Instruction - Here are some entries; quote each one exactly.

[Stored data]
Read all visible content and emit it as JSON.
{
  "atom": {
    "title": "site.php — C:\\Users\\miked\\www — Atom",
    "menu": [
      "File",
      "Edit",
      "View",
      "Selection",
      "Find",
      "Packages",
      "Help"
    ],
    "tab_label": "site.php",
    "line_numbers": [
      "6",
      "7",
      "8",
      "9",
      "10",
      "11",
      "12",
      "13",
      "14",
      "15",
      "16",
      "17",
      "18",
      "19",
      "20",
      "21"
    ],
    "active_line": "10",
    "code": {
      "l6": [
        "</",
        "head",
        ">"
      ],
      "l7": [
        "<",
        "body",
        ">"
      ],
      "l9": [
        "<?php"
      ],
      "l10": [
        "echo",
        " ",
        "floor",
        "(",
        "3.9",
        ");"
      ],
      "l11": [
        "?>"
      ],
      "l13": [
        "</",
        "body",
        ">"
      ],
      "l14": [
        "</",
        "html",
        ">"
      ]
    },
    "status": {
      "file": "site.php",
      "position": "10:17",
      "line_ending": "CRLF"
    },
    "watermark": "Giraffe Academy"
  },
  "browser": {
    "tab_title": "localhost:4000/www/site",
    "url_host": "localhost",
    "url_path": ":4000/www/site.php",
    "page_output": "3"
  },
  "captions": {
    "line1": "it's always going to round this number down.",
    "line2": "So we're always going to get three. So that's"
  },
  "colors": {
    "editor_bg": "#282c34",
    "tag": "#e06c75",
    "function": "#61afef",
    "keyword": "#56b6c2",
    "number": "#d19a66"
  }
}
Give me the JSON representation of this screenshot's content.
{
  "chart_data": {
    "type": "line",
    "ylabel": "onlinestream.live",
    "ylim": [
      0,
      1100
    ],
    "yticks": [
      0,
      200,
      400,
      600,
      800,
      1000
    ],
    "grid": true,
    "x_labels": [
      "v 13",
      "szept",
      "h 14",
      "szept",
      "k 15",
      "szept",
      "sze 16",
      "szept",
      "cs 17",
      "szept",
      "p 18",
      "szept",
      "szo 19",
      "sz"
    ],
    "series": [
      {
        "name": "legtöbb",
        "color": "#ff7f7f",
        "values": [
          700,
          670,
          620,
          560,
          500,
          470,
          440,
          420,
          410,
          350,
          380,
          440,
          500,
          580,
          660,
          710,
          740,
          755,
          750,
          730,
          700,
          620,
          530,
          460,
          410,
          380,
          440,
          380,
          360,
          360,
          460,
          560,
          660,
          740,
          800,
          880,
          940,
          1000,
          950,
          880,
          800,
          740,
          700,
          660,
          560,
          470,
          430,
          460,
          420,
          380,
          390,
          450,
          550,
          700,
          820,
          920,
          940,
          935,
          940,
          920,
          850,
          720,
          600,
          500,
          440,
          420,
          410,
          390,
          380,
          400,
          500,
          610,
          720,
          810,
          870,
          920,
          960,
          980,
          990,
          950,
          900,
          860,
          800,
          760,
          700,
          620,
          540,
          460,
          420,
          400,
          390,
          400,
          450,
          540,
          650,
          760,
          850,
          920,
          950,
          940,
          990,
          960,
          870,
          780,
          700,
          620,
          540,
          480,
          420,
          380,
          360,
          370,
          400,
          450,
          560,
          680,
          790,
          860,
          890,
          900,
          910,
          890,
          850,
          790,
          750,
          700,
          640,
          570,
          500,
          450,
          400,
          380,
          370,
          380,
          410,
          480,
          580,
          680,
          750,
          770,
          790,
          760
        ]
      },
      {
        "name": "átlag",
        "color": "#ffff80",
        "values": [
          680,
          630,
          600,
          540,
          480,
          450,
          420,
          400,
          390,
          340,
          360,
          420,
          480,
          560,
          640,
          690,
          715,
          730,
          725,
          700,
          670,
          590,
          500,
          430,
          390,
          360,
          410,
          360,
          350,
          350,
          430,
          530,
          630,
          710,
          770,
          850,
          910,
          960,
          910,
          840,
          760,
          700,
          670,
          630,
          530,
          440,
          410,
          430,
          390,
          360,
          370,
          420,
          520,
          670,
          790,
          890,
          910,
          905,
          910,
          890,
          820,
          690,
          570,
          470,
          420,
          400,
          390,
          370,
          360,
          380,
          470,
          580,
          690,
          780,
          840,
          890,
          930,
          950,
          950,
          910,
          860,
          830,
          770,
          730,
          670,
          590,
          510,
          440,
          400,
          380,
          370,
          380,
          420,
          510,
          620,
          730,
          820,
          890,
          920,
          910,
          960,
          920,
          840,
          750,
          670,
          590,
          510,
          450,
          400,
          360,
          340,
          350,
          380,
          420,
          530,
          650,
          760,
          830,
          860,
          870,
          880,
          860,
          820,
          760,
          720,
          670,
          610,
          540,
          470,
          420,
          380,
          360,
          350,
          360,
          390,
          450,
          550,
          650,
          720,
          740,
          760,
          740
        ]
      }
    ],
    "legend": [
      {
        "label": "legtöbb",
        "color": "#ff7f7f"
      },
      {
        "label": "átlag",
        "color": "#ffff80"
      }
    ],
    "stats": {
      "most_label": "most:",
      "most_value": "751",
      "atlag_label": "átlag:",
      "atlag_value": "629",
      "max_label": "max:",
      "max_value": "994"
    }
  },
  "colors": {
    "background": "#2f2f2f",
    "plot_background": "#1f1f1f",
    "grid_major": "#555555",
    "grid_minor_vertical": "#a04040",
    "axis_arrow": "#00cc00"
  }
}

Answer -
Read all visible content and emit it as JSON.
{
  "atom": {
    "title": "site.php — C:\\Users\\miked\\www — Atom",
    "menu": [
      "File",
      "Edit",
      "View",
      "Selection",
      "Find",
      "Packages",
      "Help"
    ],
    "tab_label": "site.php",
    "line_numbers": [
      "6",
      "7",
      "8",
      "9",
      "10",
      "11",
      "12",
      "13",
      "14",
      "15",
      "16",
      "17",
      "18",
      "19",
      "20",
      "21"
    ],
    "active_line": "10",
    "code": {
      "l6": [
        "</",
        "head",
        ">"
      ],
      "l7": [
        "<",
        "body",
        ">"
      ],
      "l9": [
        "<?php"
      ],
      "l10": [
        "echo",
        " ",
        "floor",
        "(",
        "3.9",
        ");"
      ],
      "l11": [
        "?>"
      ],
      "l13": [
        "</",
        "body",
        ">"
      ],
      "l14": [
        "</",
        "html",
        ">"
      ]
    },
    "status": {
      "file": "site.php",
      "position": "10:17",
      "line_ending": "CRLF"
    },
    "watermark": "Giraffe Academy"
  },
  "browser": {
    "tab_title": "localhost:4000/www/site",
    "url_host": "localhost",
    "url_path": ":4000/www/site.php",
    "page_output": "3"
  },
  "captions": {
    "line1": "it's always going to round this number down.",
    "line2": "So we're always going to get three. So that's"
  },
  "colors": {
    "editor_bg": "#282c34",
    "tag": "#e06c75",
    "function": "#61afef",
    "keyword": "#56b6c2",
    "number": "#d19a66"
  }
}
Give me the JSON representation of this screenshot's content.
{
  "chart_data": {
    "type": "line",
    "ylabel": "onlinestream.live",
    "ylim": [
      0,
      1100
    ],
    "yticks": [
      0,
      200,
      400,
      600,
      800,
      1000
    ],
    "grid": true,
    "x_labels": [
      "v 13",
      "szept",
      "h 14",
      "szept",
      "k 15",
      "szept",
      "sze 16",
      "szept",
      "cs 17",
      "szept",
      "p 18",
      "szept",
      "szo 19",
      "sz"
    ],
    "series": [
      {
        "name": "legtöbb",
        "color": "#ff7f7f",
        "values": [
          700,
          670,
          620,
          560,
          500,
          470,
          440,
          420,
          410,
          350,
          380,
          440,
          500,
          580,
          660,
          710,
          740,
          755,
          750,
          730,
          700,
          620,
          530,
          460,
          410,
          380,
          440,
          380,
          360,
          360,
          460,
          560,
          660,
          740,
          800,
          880,
          940,
          1000,
          950,
          880,
          800,
          740,
          700,
          660,
          560,
          470,
          430,
          460,
          420,
          380,
          390,
          450,
          550,
          700,
          820,
          920,
          940,
          935,
          940,
          920,
          850,
          720,
          600,
          500,
          440,
          420,
          410,
          390,
          380,
          400,
          500,
          610,
          720,
          810,
          870,
          920,
          960,
          980,
          990,
          950,
          900,
          860,
          800,
          760,
          700,
          620,
          540,
          460,
          420,
          400,
          390,
          400,
          450,
          540,
          650,
          760,
          850,
          920,
          950,
          940,
          990,
          960,
          870,
          780,
          700,
          620,
          540,
          480,
          420,
          380,
          360,
          370,
          400,
          450,
          560,
          680,
          790,
          860,
          890,
          900,
          910,
          890,
          850,
          790,
          750,
          700,
          640,
          570,
          500,
          450,
          400,
          380,
          370,
          380,
          410,
          480,
          580,
          680,
          750,
          770,
          790,
          760
        ]
      },
      {
        "name": "átlag",
        "color": "#ffff80",
        "values": [
          680,
          630,
          600,
          540,
          480,
          450,
          420,
          400,
          390,
          340,
          360,
          420,
          480,
          560,
          640,
          690,
          715,
          730,
          725,
          700,
          670,
          590,
          500,
          430,
          390,
          360,
          410,
          360,
          350,
          350,
          430,
          530,
          630,
          710,
          770,
          850,
          910,
          960,
          910,
          840,
          760,
          700,
          670,
          630,
          530,
          440,
          410,
          430,
          390,
          360,
          370,
          420,
          520,
          670,
          790,
          890,
          910,
          905,
          910,
          890,
          820,
          690,
          570,
          470,
          420,
          400,
          390,
          370,
          360,
          380,
          470,
          580,
          690,
          780,
          840,
          890,
          930,
          950,
          950,
          910,
          860,
          830,
          770,
          730,
          670,
          590,
          510,
          440,
          400,
          380,
          370,
          380,
          420,
          510,
          620,
          730,
          820,
          890,
          920,
          910,
          960,
          920,
          840,
          750,
          670,
          590,
          510,
          450,
          400,
          360,
          340,
          350,
          380,
          420,
          530,
          650,
          760,
          830,
          860,
          870,
          880,
          860,
          820,
          760,
          720,
          670,
          610,
          540,
          470,
          420,
          380,
          360,
          350,
          360,
          390,
          450,
          550,
          650,
          720,
          740,
          760,
          740
        ]
      }
    ],
    "legend": [
      {
        "label": "legtöbb",
        "color": "#ff7f7f"
      },
      {
        "label": "átlag",
        "color": "#ffff80"
      }
    ],
    "stats": {
      "most_label": "most:",
      "most_value": "751",
      "atlag_label": "átlag:",
      "atlag_value": "629",
      "max_label": "max:",
      "max_value": "994"
    }
  },
  "colors": {
    "background": "#2f2f2f",
    "plot_background": "#1f1f1f",
    "grid_major": "#555555",
    "grid_minor_vertical": "#a04040",
    "axis_arrow": "#00cc00"
  }
}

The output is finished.